[Begin]

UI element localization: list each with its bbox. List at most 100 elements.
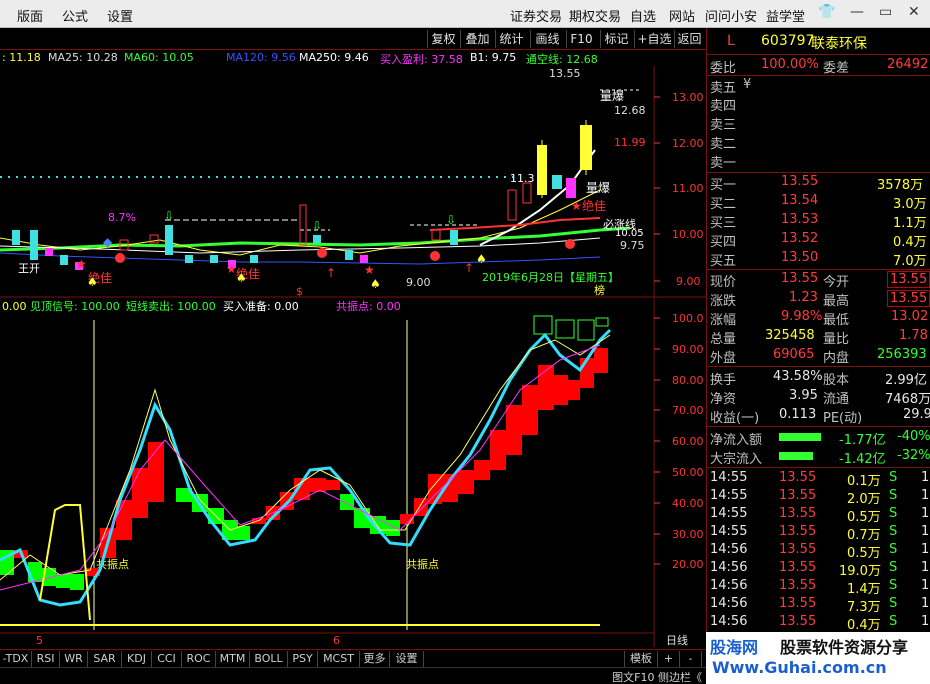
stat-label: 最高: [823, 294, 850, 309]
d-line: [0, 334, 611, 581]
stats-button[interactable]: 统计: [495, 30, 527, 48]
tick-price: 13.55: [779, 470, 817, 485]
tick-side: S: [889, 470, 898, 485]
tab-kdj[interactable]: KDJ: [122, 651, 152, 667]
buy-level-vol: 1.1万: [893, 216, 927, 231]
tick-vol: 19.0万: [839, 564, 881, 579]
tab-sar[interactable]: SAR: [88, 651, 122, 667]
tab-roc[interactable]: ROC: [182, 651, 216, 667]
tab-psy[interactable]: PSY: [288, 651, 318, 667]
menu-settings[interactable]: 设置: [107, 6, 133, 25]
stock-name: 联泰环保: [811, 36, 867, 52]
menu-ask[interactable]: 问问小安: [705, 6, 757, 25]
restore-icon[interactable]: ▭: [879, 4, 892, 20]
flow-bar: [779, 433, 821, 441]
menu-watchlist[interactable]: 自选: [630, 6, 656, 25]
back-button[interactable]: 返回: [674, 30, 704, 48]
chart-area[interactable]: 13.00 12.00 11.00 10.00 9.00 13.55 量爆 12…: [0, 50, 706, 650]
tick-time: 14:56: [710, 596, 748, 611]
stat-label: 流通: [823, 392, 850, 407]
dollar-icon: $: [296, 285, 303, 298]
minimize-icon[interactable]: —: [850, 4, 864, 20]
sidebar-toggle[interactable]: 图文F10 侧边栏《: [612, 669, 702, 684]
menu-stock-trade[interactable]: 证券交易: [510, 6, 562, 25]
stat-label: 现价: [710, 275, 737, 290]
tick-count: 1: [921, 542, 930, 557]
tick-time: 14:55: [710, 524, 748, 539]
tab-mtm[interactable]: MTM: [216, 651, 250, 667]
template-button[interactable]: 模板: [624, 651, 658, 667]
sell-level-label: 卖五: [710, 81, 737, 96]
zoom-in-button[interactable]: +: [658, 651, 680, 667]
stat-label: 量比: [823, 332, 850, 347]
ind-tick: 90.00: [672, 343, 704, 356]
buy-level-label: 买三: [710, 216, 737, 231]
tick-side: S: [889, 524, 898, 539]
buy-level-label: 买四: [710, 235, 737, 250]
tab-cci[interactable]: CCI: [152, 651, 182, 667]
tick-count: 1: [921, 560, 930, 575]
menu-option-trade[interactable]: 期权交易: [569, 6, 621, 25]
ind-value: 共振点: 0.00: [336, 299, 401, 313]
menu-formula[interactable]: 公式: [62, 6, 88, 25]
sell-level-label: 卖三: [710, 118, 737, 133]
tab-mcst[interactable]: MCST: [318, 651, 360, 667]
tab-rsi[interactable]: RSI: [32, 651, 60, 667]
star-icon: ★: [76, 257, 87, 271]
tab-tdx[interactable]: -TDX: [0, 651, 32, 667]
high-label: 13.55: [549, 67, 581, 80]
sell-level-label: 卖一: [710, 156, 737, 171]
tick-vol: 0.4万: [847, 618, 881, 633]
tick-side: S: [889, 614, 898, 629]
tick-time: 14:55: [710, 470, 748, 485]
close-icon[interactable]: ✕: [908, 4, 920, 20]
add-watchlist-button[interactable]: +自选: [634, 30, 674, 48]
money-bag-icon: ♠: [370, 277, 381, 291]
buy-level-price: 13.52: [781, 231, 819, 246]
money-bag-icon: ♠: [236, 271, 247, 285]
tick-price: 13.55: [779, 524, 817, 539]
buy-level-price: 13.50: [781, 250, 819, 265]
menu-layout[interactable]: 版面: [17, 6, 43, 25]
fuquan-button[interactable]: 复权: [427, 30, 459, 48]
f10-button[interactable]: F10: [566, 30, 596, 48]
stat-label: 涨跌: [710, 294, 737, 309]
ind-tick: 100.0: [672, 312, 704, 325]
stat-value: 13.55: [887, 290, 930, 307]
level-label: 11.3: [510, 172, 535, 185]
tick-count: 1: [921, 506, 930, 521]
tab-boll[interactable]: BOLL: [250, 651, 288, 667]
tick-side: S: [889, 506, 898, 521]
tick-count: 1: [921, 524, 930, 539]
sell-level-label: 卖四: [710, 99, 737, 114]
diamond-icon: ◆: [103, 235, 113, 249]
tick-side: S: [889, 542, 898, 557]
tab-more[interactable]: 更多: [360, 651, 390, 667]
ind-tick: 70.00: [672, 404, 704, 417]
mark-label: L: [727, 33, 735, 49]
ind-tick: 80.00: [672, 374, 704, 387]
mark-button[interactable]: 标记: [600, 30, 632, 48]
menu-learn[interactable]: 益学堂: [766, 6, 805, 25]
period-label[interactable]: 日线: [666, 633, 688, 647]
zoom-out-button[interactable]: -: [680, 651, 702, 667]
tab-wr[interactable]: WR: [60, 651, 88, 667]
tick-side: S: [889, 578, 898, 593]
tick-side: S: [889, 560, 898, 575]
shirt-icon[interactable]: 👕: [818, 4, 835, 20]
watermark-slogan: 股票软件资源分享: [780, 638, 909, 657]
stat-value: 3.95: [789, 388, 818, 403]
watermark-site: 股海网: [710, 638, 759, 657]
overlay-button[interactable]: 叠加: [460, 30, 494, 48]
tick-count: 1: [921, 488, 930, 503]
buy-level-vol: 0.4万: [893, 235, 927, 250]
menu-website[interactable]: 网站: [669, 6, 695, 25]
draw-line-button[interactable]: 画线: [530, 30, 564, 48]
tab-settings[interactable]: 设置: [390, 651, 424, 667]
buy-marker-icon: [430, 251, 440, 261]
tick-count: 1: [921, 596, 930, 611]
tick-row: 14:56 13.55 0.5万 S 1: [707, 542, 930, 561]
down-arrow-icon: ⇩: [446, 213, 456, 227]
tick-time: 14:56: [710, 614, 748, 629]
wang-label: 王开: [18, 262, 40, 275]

[End]

__Task to complete__. Copy the listing above line for line, without changing anything, and leave out the picture.

__Solved exercise__.
UI element localization: list each with its bbox. List at most 100 elements.
stat-label: 最高: [823, 294, 850, 309]
d-line: [0, 334, 611, 581]
stats-button[interactable]: 统计: [495, 30, 527, 48]
tick-price: 13.55: [779, 470, 817, 485]
tick-side: S: [889, 470, 898, 485]
tab-kdj[interactable]: KDJ: [122, 651, 152, 667]
buy-level-vol: 1.1万: [893, 216, 927, 231]
tick-vol: 19.0万: [839, 564, 881, 579]
tab-sar[interactable]: SAR: [88, 651, 122, 667]
tab-roc[interactable]: ROC: [182, 651, 216, 667]
tab-psy[interactable]: PSY: [288, 651, 318, 667]
menu-settings[interactable]: 设置: [107, 6, 133, 25]
stock-name: 联泰环保: [811, 36, 867, 52]
menu-ask[interactable]: 问问小安: [705, 6, 757, 25]
restore-icon[interactable]: ▭: [879, 4, 892, 20]
flow-bar: [779, 433, 821, 441]
menu-watchlist[interactable]: 自选: [630, 6, 656, 25]
back-button[interactable]: 返回: [674, 30, 704, 48]
chart-area[interactable]: 13.00 12.00 11.00 10.00 9.00 13.55 量爆 12…: [0, 50, 706, 650]
tick-time: 14:56: [710, 596, 748, 611]
stat-label: 流通: [823, 392, 850, 407]
dollar-icon: $: [296, 285, 303, 298]
minimize-icon[interactable]: —: [850, 4, 864, 20]
sidebar-toggle[interactable]: 图文F10 侧边栏《: [612, 669, 702, 684]
menu-stock-trade[interactable]: 证券交易: [510, 6, 562, 25]
stat-label: 现价: [710, 275, 737, 290]
tick-count: 1: [921, 542, 930, 557]
tick-time: 14:55: [710, 524, 748, 539]
tab-mtm[interactable]: MTM: [216, 651, 250, 667]
template-button[interactable]: 模板: [624, 651, 658, 667]
sell-level-label: 卖五: [710, 81, 737, 96]
zoom-in-button[interactable]: +: [658, 651, 680, 667]
stat-label: 量比: [823, 332, 850, 347]
ind-tick: 90.00: [672, 343, 704, 356]
buy-level-label: 买三: [710, 216, 737, 231]
tick-side: S: [889, 524, 898, 539]
buy-level-label: 买四: [710, 235, 737, 250]
tab-cci[interactable]: CCI: [152, 651, 182, 667]
tick-count: 1: [921, 560, 930, 575]
menu-option-trade[interactable]: 期权交易: [569, 6, 621, 25]
ind-value: 共振点: 0.00: [336, 299, 401, 313]
menu-formula[interactable]: 公式: [62, 6, 88, 25]
sell-level-label: 卖三: [710, 118, 737, 133]
tab-mcst[interactable]: MCST: [318, 651, 360, 667]
tab-rsi[interactable]: RSI: [32, 651, 60, 667]
star-icon: ★: [76, 257, 87, 271]
tab-tdx[interactable]: -TDX: [0, 651, 32, 667]
high-label: 13.55: [549, 67, 581, 80]
sell-level-label: 卖一: [710, 156, 737, 171]
tick-vol: 0.4万: [847, 618, 881, 633]
tick-side: S: [889, 614, 898, 629]
tick-time: 14:55: [710, 470, 748, 485]
close-icon[interactable]: ✕: [908, 4, 920, 20]
add-watchlist-button[interactable]: +自选: [634, 30, 674, 48]
money-bag-icon: ♠: [370, 277, 381, 291]
buy-level-price: 13.52: [781, 231, 819, 246]
money-bag-icon: ♠: [236, 271, 247, 285]
tick-price: 13.55: [779, 524, 817, 539]
buy-level-price: 13.50: [781, 250, 819, 265]
menu-layout[interactable]: 版面: [17, 6, 43, 25]
fuquan-button[interactable]: 复权: [427, 30, 459, 48]
f10-button[interactable]: F10: [566, 30, 596, 48]
stat-label: 涨跌: [710, 294, 737, 309]
ind-tick: 100.0: [672, 312, 704, 325]
stat-value: 13.55: [887, 290, 930, 307]
level-label: 11.3: [510, 172, 535, 185]
tick-count: 1: [921, 506, 930, 521]
tab-boll[interactable]: BOLL: [250, 651, 288, 667]
tick-side: S: [889, 506, 898, 521]
tick-count: 1: [921, 524, 930, 539]
sell-level-label: 卖四: [710, 99, 737, 114]
diamond-icon: ◆: [103, 235, 113, 249]
tick-side: S: [889, 542, 898, 557]
tab-more[interactable]: 更多: [360, 651, 390, 667]
ind-tick: 70.00: [672, 404, 704, 417]
mark-label: L: [727, 33, 735, 49]
ind-tick: 80.00: [672, 374, 704, 387]
mark-button[interactable]: 标记: [600, 30, 632, 48]
menu-learn[interactable]: 益学堂: [766, 6, 805, 25]
period-label[interactable]: 日线: [666, 633, 688, 647]
zoom-out-button[interactable]: -: [680, 651, 702, 667]
tab-wr[interactable]: WR: [60, 651, 88, 667]
tick-side: S: [889, 578, 898, 593]
tick-side: S: [889, 560, 898, 575]
shirt-icon[interactable]: 👕: [818, 4, 835, 20]
watermark-slogan: 股票软件资源分享: [780, 638, 909, 657]
stat-value: 3.95: [789, 388, 818, 403]
watermark-site: 股海网: [710, 638, 759, 657]
overlay-button[interactable]: 叠加: [460, 30, 494, 48]
tick-count: 1: [921, 488, 930, 503]
buy-level-vol: 0.4万: [893, 235, 927, 250]
menu-website[interactable]: 网站: [669, 6, 695, 25]
draw-line-button[interactable]: 画线: [530, 30, 564, 48]
tab-settings[interactable]: 设置: [390, 651, 424, 667]
buy-marker-icon: [430, 251, 440, 261]
tick-count: 1: [921, 596, 930, 611]
tick-row: 14:56 13.55 0.5万 S 1: [707, 542, 930, 561]
down-arrow-icon: ⇩: [446, 213, 456, 227]
tick-time: 14:56: [710, 614, 748, 629]
wang-label: 王开: [18, 262, 40, 275]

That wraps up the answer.